→ EXERCISE MATERIAL:
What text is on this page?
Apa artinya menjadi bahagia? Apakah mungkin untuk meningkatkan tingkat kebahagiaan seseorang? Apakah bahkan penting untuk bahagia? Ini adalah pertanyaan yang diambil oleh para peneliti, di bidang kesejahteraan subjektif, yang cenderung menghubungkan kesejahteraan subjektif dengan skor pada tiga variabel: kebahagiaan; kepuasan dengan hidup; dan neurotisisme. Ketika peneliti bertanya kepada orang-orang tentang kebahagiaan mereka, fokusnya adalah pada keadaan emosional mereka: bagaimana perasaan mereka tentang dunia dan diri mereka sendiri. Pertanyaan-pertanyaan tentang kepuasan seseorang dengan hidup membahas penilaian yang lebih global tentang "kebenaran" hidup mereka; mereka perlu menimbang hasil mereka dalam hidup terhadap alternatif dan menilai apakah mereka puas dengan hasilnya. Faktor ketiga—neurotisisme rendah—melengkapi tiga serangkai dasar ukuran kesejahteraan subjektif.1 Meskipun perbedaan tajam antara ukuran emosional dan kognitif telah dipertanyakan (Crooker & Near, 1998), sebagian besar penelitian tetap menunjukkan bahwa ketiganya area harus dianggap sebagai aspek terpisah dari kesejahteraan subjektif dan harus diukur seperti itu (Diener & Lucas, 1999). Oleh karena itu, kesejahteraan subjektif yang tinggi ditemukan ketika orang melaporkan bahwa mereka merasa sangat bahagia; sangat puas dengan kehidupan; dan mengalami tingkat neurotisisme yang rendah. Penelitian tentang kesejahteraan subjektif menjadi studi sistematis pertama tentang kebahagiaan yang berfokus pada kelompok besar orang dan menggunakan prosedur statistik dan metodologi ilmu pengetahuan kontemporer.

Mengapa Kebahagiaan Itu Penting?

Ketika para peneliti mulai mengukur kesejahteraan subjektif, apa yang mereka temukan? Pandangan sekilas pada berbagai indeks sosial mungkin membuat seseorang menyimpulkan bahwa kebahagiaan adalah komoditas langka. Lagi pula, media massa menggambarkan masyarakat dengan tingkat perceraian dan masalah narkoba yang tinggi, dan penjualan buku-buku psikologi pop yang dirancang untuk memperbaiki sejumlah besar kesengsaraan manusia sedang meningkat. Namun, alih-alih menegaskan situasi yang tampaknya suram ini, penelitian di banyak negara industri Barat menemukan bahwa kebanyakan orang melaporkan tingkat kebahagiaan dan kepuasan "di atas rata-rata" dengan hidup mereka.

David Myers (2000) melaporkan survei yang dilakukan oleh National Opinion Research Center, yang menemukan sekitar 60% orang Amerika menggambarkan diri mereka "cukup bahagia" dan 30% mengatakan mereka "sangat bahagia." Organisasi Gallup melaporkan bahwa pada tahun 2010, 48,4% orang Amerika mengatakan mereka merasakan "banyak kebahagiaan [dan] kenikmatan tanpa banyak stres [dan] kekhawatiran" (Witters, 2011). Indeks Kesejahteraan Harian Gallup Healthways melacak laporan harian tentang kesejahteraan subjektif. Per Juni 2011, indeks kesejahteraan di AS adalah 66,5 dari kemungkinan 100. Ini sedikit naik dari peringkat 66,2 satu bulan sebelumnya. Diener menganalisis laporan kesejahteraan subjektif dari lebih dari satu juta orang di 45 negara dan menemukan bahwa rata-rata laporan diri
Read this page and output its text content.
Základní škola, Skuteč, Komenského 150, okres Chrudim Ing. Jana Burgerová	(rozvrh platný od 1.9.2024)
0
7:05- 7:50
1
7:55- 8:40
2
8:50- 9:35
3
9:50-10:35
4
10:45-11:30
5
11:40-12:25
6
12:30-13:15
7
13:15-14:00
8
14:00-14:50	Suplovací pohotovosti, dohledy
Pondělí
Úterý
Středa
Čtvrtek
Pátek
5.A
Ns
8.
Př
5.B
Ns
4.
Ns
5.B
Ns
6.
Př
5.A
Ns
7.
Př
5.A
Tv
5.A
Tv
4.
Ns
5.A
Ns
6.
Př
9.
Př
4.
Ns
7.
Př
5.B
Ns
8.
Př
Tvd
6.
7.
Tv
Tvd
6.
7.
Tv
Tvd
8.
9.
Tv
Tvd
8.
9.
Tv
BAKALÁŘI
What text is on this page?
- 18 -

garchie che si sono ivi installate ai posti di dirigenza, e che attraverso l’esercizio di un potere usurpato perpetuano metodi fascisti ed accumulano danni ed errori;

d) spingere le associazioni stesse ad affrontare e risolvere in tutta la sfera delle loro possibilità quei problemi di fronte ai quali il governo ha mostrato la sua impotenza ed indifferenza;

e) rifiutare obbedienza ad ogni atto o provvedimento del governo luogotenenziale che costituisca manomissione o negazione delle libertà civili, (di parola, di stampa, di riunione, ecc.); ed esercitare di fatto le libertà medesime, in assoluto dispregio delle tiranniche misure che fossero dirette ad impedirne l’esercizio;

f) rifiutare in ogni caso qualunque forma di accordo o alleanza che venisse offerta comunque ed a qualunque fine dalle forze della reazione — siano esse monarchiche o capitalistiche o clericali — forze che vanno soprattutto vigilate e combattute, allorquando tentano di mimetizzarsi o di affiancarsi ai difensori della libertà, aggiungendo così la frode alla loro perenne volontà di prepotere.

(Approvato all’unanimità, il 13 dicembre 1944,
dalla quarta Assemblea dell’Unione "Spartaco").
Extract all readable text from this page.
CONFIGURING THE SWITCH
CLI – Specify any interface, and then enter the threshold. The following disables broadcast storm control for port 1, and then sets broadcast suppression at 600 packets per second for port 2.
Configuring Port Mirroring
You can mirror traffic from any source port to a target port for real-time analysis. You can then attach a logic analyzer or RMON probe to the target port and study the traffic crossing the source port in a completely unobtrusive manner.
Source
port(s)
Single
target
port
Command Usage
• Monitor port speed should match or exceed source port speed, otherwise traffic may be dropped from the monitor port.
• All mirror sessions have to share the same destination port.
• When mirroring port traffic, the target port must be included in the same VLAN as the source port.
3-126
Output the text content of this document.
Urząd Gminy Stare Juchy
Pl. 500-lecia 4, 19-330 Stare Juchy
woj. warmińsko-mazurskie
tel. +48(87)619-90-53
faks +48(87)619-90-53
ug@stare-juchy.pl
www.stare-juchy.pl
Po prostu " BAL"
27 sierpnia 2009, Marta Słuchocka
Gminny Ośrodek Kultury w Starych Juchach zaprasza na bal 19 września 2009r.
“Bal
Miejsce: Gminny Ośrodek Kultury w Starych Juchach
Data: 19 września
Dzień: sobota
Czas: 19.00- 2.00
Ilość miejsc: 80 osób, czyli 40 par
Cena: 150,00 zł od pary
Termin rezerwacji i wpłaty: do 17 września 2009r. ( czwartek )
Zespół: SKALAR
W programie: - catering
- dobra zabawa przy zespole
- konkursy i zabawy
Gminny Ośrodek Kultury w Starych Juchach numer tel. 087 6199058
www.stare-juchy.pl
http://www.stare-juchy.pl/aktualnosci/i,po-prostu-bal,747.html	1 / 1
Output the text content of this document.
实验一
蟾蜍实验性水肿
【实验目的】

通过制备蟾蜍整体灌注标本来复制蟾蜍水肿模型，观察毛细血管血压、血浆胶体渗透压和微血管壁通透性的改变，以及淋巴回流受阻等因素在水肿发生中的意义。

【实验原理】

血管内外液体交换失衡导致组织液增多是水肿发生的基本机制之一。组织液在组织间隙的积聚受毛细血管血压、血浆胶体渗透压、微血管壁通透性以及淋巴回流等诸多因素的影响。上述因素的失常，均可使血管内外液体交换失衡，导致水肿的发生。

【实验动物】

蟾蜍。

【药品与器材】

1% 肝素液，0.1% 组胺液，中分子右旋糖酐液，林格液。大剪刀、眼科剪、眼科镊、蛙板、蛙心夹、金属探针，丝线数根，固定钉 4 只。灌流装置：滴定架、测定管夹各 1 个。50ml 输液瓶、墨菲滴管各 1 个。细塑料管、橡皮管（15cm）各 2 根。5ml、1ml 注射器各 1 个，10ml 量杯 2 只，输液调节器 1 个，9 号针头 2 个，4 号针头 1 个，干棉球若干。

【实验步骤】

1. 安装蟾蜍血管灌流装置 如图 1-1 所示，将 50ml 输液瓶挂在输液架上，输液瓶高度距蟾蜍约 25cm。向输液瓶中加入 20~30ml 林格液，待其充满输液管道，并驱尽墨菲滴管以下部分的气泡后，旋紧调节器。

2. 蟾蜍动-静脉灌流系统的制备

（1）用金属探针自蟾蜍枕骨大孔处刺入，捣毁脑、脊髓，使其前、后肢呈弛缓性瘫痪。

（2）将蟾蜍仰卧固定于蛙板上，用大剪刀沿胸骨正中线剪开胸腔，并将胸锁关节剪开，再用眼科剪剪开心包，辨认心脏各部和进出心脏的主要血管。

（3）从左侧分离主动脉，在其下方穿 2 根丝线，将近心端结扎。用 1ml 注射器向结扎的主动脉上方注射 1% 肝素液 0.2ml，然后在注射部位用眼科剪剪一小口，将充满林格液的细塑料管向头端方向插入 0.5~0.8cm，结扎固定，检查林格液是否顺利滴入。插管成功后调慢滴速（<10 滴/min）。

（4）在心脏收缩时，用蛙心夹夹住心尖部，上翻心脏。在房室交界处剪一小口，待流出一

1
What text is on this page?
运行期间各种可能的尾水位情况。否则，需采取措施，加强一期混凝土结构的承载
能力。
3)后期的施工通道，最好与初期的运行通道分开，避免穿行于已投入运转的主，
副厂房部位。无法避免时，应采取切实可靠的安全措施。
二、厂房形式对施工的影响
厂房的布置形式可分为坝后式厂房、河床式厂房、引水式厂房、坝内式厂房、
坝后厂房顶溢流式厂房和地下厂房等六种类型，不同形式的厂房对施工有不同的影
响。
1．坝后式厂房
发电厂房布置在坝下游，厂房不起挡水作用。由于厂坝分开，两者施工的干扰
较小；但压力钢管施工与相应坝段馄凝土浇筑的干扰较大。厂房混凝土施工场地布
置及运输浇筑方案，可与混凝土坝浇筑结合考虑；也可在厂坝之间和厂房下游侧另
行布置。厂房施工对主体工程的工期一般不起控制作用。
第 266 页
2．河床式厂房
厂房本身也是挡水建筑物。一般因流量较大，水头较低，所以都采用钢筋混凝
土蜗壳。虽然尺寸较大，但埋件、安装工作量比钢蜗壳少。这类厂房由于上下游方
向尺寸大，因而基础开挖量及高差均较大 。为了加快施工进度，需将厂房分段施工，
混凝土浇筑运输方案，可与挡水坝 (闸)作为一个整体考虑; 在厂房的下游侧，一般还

→ REQUIREMENTS:
For each line in the data above that contains the string "września", extract the line.

→ IN RESPONSE:
Gminny Ośrodek Kultury w Starych Juchach zaprasza na bal 19 września 2009r.
Data: 19 września
Termin rezerwacji i wpłaty: do 17 września 2009r. ( czwartek )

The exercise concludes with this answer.